The request → The listing must be reproduced in full, exactly as it stands.
-------- Data shown
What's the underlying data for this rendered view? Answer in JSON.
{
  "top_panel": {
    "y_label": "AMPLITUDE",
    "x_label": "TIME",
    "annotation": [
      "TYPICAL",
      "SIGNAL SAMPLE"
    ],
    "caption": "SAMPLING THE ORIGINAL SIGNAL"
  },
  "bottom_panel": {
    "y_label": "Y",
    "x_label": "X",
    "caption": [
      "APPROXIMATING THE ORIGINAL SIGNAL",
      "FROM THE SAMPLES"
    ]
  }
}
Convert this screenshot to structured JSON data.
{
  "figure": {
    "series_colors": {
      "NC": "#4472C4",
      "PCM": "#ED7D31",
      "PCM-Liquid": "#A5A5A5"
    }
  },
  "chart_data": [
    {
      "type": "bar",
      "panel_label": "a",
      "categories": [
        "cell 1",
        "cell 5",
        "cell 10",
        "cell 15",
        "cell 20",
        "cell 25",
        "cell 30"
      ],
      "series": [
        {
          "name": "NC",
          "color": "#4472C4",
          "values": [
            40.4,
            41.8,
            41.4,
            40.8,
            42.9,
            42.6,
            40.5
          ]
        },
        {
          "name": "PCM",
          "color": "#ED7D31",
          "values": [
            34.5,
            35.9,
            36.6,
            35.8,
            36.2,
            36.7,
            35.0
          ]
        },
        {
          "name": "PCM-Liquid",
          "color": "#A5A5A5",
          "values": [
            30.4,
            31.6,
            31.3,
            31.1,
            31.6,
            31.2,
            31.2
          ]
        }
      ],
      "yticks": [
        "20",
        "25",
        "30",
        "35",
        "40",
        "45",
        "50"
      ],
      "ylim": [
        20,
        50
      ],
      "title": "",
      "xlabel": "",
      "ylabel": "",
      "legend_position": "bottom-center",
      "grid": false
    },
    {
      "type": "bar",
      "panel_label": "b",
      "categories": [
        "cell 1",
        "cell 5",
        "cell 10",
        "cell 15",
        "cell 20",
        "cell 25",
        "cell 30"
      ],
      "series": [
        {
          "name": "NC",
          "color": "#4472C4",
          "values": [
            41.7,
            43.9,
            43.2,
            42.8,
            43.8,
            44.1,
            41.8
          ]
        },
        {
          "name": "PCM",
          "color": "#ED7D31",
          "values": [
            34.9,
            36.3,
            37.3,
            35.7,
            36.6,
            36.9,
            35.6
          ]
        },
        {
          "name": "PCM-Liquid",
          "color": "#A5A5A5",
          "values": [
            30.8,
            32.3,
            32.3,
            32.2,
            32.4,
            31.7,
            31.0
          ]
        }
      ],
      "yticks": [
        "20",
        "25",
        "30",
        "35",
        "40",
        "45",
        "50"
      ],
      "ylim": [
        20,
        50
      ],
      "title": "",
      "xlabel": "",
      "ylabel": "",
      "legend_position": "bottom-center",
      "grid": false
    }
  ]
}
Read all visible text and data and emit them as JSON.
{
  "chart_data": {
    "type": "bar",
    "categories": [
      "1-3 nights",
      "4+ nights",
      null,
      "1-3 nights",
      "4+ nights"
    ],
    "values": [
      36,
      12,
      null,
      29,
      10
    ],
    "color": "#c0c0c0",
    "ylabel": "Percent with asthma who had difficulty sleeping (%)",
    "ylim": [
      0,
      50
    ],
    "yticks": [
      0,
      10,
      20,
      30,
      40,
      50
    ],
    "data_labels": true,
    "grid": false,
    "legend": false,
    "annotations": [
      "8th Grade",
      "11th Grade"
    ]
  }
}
----------------
Finished answer →
What's the underlying data for this rendered view? Answer in JSON.
{
  "top_panel": {
    "y_label": "AMPLITUDE",
    "x_label": "TIME",
    "annotation": [
      "TYPICAL",
      "SIGNAL SAMPLE"
    ],
    "caption": "SAMPLING THE ORIGINAL SIGNAL"
  },
  "bottom_panel": {
    "y_label": "Y",
    "x_label": "X",
    "caption": [
      "APPROXIMATING THE ORIGINAL SIGNAL",
      "FROM THE SAMPLES"
    ]
  }
}
Convert this screenshot to structured JSON data.
{
  "figure": {
    "series_colors": {
      "NC": "#4472C4",
      "PCM": "#ED7D31",
      "PCM-Liquid": "#A5A5A5"
    }
  },
  "chart_data": [
    {
      "type": "bar",
      "panel_label": "a",
      "categories": [
        "cell 1",
        "cell 5",
        "cell 10",
        "cell 15",
        "cell 20",
        "cell 25",
        "cell 30"
      ],
      "series": [
        {
          "name": "NC",
          "color": "#4472C4",
          "values": [
            40.4,
            41.8,
            41.4,
            40.8,
            42.9,
            42.6,
            40.5
          ]
        },
        {
          "name": "PCM",
          "color": "#ED7D31",
          "values": [
            34.5,
            35.9,
            36.6,
            35.8,
            36.2,
            36.7,
            35.0
          ]
        },
        {
          "name": "PCM-Liquid",
          "color": "#A5A5A5",
          "values": [
            30.4,
            31.6,
            31.3,
            31.1,
            31.6,
            31.2,
            31.2
          ]
        }
      ],
      "yticks": [
        "20",
        "25",
        "30",
        "35",
        "40",
        "45",
        "50"
      ],
      "ylim": [
        20,
        50
      ],
      "title": "",
      "xlabel": "",
      "ylabel": "",
      "legend_position": "bottom-center",
      "grid": false
    },
    {
      "type": "bar",
      "panel_label": "b",
      "categories": [
        "cell 1",
        "cell 5",
        "cell 10",
        "cell 15",
        "cell 20",
        "cell 25",
        "cell 30"
      ],
      "series": [
        {
          "name": "NC",
          "color": "#4472C4",
          "values": [
            41.7,
            43.9,
            43.2,
            42.8,
            43.8,
            44.1,
            41.8
          ]
        },
        {
          "name": "PCM",
          "color": "#ED7D31",
          "values": [
            34.9,
            36.3,
            37.3,
            35.7,
            36.6,
            36.9,
            35.6
          ]
        },
        {
          "name": "PCM-Liquid",
          "color": "#A5A5A5",
          "values": [
            30.8,
            32.3,
            32.3,
            32.2,
            32.4,
            31.7,
            31.0
          ]
        }
      ],
      "yticks": [
        "20",
        "25",
        "30",
        "35",
        "40",
        "45",
        "50"
      ],
      "ylim": [
        20,
        50
      ],
      "title": "",
      "xlabel": "",
      "ylabel": "",
      "legend_position": "bottom-center",
      "grid": false
    }
  ]
}
Read all visible text and data and emit them as JSON.
{
  "chart_data": {
    "type": "bar",
    "categories": [
      "1-3 nights",
      "4+ nights",
      null,
      "1-3 nights",
      "4+ nights"
    ],
    "values": [
      36,
      12,
      null,
      29,
      10
    ],
    "color": "#c0c0c0",
    "ylabel": "Percent with asthma who had difficulty sleeping (%)",
    "ylim": [
      0,
      50
    ],
    "yticks": [
      0,
      10,
      20,
      30,
      40,
      50
    ],
    "data_labels": true,
    "grid": false,
    "legend": false,
    "annotations": [
      "8th Grade",
      "11th Grade"
    ]
  }
}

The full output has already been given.